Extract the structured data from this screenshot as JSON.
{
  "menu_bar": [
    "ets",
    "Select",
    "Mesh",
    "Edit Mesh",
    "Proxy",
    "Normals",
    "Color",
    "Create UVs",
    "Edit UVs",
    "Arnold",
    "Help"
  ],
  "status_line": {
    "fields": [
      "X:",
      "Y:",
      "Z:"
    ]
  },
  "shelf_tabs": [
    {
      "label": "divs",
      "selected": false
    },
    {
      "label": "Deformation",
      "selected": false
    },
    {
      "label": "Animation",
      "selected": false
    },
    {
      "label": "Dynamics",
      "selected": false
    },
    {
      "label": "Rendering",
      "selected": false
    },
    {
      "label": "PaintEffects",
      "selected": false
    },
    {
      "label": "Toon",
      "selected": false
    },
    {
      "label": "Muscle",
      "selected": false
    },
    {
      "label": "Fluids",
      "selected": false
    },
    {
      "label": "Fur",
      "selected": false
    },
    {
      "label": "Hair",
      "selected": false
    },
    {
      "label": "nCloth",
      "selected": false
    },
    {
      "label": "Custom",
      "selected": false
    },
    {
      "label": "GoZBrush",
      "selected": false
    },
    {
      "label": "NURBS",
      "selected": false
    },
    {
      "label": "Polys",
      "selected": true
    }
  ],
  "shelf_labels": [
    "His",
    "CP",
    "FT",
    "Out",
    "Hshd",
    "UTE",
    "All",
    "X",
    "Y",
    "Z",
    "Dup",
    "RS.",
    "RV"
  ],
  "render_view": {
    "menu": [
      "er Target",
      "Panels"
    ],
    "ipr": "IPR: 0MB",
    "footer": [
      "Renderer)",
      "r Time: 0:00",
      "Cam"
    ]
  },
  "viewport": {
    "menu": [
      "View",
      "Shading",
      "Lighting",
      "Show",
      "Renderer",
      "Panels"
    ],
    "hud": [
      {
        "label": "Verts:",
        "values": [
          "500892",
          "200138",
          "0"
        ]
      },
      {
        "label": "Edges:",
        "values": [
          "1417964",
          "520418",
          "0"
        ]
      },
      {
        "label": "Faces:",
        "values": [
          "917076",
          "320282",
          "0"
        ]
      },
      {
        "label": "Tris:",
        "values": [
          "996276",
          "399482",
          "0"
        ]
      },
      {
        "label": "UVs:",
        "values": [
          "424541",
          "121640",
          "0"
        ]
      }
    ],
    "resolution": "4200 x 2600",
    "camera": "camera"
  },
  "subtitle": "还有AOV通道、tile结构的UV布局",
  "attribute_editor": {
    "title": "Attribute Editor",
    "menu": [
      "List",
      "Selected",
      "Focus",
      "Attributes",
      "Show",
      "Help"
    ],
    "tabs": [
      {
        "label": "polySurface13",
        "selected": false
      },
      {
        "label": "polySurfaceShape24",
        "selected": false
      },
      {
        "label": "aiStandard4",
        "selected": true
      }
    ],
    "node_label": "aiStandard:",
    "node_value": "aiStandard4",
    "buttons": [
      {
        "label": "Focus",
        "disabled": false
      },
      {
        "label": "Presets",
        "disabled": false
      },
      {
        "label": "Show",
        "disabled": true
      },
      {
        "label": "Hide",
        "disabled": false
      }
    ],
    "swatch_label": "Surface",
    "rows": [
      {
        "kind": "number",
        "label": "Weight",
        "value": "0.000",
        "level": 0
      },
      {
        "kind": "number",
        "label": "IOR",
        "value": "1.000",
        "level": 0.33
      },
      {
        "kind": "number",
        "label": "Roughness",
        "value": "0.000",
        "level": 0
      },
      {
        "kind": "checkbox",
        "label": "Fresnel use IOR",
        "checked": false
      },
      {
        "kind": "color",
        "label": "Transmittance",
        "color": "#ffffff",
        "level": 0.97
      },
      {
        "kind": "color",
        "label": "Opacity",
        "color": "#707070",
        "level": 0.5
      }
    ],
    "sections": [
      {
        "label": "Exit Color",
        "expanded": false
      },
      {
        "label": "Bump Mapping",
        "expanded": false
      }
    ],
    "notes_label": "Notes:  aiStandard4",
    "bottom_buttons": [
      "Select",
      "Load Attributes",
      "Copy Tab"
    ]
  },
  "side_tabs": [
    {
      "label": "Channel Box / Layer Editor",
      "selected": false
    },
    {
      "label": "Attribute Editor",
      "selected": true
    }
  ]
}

........

WHAT IS ASKED.
Print again each line of the listing above, exactly as it appears.

RESULT.
Extract the structured data from this screenshot as JSON.
{
  "menu_bar": [
    "ets",
    "Select",
    "Mesh",
    "Edit Mesh",
    "Proxy",
    "Normals",
    "Color",
    "Create UVs",
    "Edit UVs",
    "Arnold",
    "Help"
  ],
  "status_line": {
    "fields": [
      "X:",
      "Y:",
      "Z:"
    ]
  },
  "shelf_tabs": [
    {
      "label": "divs",
      "selected": false
    },
    {
      "label": "Deformation",
      "selected": false
    },
    {
      "label": "Animation",
      "selected": false
    },
    {
      "label": "Dynamics",
      "selected": false
    },
    {
      "label": "Rendering",
      "selected": false
    },
    {
      "label": "PaintEffects",
      "selected": false
    },
    {
      "label": "Toon",
      "selected": false
    },
    {
      "label": "Muscle",
      "selected": false
    },
    {
      "label": "Fluids",
      "selected": false
    },
    {
      "label": "Fur",
      "selected": false
    },
    {
      "label": "Hair",
      "selected": false
    },
    {
      "label": "nCloth",
      "selected": false
    },
    {
      "label": "Custom",
      "selected": false
    },
    {
      "label": "GoZBrush",
      "selected": false
    },
    {
      "label": "NURBS",
      "selected": false
    },
    {
      "label": "Polys",
      "selected": true
    }
  ],
  "shelf_labels": [
    "His",
    "CP",
    "FT",
    "Out",
    "Hshd",
    "UTE",
    "All",
    "X",
    "Y",
    "Z",
    "Dup",
    "RS.",
    "RV"
  ],
  "render_view": {
    "menu": [
      "er Target",
      "Panels"
    ],
    "ipr": "IPR: 0MB",
    "footer": [
      "Renderer)",
      "r Time: 0:00",
      "Cam"
    ]
  },
  "viewport": {
    "menu": [
      "View",
      "Shading",
      "Lighting",
      "Show",
      "Renderer",
      "Panels"
    ],
    "hud": [
      {
        "label": "Verts:",
        "values": [
          "500892",
          "200138",
          "0"
        ]
      },
      {
        "label": "Edges:",
        "values": [
          "1417964",
          "520418",
          "0"
        ]
      },
      {
        "label": "Faces:",
        "values": [
          "917076",
          "320282",
          "0"
        ]
      },
      {
        "label": "Tris:",
        "values": [
          "996276",
          "399482",
          "0"
        ]
      },
      {
        "label": "UVs:",
        "values": [
          "424541",
          "121640",
          "0"
        ]
      }
    ],
    "resolution": "4200 x 2600",
    "camera": "camera"
  },
  "subtitle": "还有AOV通道、tile结构的UV布局",
  "attribute_editor": {
    "title": "Attribute Editor",
    "menu": [
      "List",
      "Selected",
      "Focus",
      "Attributes",
      "Show",
      "Help"
    ],
    "tabs": [
      {
        "label": "polySurface13",
        "selected": false
      },
      {
        "label": "polySurfaceShape24",
        "selected": false
      },
      {
        "label": "aiStandard4",
        "selected": true
      }
    ],
    "node_label": "aiStandard:",
    "node_value": "aiStandard4",
    "buttons": [
      {
        "label": "Focus",
        "disabled": false
      },
      {
        "label": "Presets",
        "disabled": false
      },
      {
        "label": "Show",
        "disabled": true
      },
      {
        "label": "Hide",
        "disabled": false
      }
    ],
    "swatch_label": "Surface",
    "rows": [
      {
        "kind": "number",
        "label": "Weight",
        "value": "0.000",
        "level": 0
      },
      {
        "kind": "number",
        "label": "IOR",
        "value": "1.000",
        "level": 0.33
      },
      {
        "kind": "number",
        "label": "Roughness",
        "value": "0.000",
        "level": 0
      },
      {
        "kind": "checkbox",
        "label": "Fresnel use IOR",
        "checked": false
      },
      {
        "kind": "color",
        "label": "Transmittance",
        "color": "#ffffff",
        "level": 0.97
      },
      {
        "kind": "color",
        "label": "Opacity",
        "color": "#707070",
        "level": 0.5
      }
    ],
    "sections": [
      {
        "label": "Exit Color",
        "expanded": false
      },
      {
        "label": "Bump Mapping",
        "expanded": false
      }
    ],
    "notes_label": "Notes:  aiStandard4",
    "bottom_buttons": [
      "Select",
      "Load Attributes",
      "Copy Tab"
    ]
  },
  "side_tabs": [
    {
      "label": "Channel Box / Layer Editor",
      "selected": false
    },
    {
      "label": "Attribute Editor",
      "selected": true
    }
  ]
}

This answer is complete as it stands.